**Collected data entries**:
>> BEGIN

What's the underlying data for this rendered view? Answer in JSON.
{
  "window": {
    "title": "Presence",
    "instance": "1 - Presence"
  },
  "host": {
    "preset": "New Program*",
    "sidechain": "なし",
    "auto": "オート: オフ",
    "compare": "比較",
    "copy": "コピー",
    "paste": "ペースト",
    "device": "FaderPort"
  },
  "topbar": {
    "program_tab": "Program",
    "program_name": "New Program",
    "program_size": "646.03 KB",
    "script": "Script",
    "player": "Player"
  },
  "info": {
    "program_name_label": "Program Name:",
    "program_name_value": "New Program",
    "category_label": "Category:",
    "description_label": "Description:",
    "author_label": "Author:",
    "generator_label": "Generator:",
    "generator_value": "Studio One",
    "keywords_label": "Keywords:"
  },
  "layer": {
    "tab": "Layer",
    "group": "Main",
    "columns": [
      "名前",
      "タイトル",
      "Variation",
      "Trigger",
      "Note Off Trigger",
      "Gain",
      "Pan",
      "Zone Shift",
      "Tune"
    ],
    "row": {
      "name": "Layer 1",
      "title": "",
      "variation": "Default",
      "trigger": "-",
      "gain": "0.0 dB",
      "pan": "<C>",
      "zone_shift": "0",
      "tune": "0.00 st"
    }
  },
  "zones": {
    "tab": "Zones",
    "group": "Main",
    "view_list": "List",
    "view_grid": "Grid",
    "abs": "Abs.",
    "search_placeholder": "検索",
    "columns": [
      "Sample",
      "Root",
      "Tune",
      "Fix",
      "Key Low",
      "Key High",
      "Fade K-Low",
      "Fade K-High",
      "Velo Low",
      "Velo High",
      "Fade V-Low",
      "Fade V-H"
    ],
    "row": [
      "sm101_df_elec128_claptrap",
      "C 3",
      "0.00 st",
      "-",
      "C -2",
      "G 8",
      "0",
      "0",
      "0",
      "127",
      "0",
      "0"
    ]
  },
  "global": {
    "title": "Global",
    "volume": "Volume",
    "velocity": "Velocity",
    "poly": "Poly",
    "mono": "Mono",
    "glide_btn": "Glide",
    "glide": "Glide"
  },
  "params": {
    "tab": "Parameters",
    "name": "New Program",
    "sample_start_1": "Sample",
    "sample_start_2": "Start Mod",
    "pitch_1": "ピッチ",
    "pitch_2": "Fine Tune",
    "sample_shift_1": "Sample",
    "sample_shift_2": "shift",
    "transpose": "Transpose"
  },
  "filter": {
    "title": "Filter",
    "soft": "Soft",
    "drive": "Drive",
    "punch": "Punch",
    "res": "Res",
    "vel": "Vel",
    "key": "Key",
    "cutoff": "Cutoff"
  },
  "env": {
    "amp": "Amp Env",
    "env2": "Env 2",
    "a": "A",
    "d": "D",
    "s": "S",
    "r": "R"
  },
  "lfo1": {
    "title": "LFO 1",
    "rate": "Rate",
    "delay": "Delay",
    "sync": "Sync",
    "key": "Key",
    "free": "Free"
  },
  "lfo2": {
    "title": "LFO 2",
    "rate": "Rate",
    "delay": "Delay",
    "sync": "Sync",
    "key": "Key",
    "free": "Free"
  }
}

>> END

**WHAT YOU ARE ASKED TO DO**: Nothing in the data may differ; print all of it exactly as written.

**THE RESULT**:
What's the underlying data for this rendered view? Answer in JSON.
{
  "window": {
    "title": "Presence",
    "instance": "1 - Presence"
  },
  "host": {
    "preset": "New Program*",
    "sidechain": "なし",
    "auto": "オート: オフ",
    "compare": "比較",
    "copy": "コピー",
    "paste": "ペースト",
    "device": "FaderPort"
  },
  "topbar": {
    "program_tab": "Program",
    "program_name": "New Program",
    "program_size": "646.03 KB",
    "script": "Script",
    "player": "Player"
  },
  "info": {
    "program_name_label": "Program Name:",
    "program_name_value": "New Program",
    "category_label": "Category:",
    "description_label": "Description:",
    "author_label": "Author:",
    "generator_label": "Generator:",
    "generator_value": "Studio One",
    "keywords_label": "Keywords:"
  },
  "layer": {
    "tab": "Layer",
    "group": "Main",
    "columns": [
      "名前",
      "タイトル",
      "Variation",
      "Trigger",
      "Note Off Trigger",
      "Gain",
      "Pan",
      "Zone Shift",
      "Tune"
    ],
    "row": {
      "name": "Layer 1",
      "title": "",
      "variation": "Default",
      "trigger": "-",
      "gain": "0.0 dB",
      "pan": "<C>",
      "zone_shift": "0",
      "tune": "0.00 st"
    }
  },
  "zones": {
    "tab": "Zones",
    "group": "Main",
    "view_list": "List",
    "view_grid": "Grid",
    "abs": "Abs.",
    "search_placeholder": "検索",
    "columns": [
      "Sample",
      "Root",
      "Tune",
      "Fix",
      "Key Low",
      "Key High",
      "Fade K-Low",
      "Fade K-High",
      "Velo Low",
      "Velo High",
      "Fade V-Low",
      "Fade V-H"
    ],
    "row": [
      "sm101_df_elec128_claptrap",
      "C 3",
      "0.00 st",
      "-",
      "C -2",
      "G 8",
      "0",
      "0",
      "0",
      "127",
      "0",
      "0"
    ]
  },
  "global": {
    "title": "Global",
    "volume": "Volume",
    "velocity": "Velocity",
    "poly": "Poly",
    "mono": "Mono",
    "glide_btn": "Glide",
    "glide": "Glide"
  },
  "params": {
    "tab": "Parameters",
    "name": "New Program",
    "sample_start_1": "Sample",
    "sample_start_2": "Start Mod",
    "pitch_1": "ピッチ",
    "pitch_2": "Fine Tune",
    "sample_shift_1": "Sample",
    "sample_shift_2": "shift",
    "transpose": "Transpose"
  },
  "filter": {
    "title": "Filter",
    "soft": "Soft",
    "drive": "Drive",
    "punch": "Punch",
    "res": "Res",
    "vel": "Vel",
    "key": "Key",
    "cutoff": "Cutoff"
  },
  "env": {
    "amp": "Amp Env",
    "env2": "Env 2",
    "a": "A",
    "d": "D",
    "s": "S",
    "r": "R"
  },
  "lfo1": {
    "title": "LFO 1",
    "rate": "Rate",
    "delay": "Delay",
    "sync": "Sync",
    "key": "Key",
    "free": "Free"
  },
  "lfo2": {
    "title": "LFO 2",
    "rate": "Rate",
    "delay": "Delay",
    "sync": "Sync",
    "key": "Key",
    "free": "Free"
  }
}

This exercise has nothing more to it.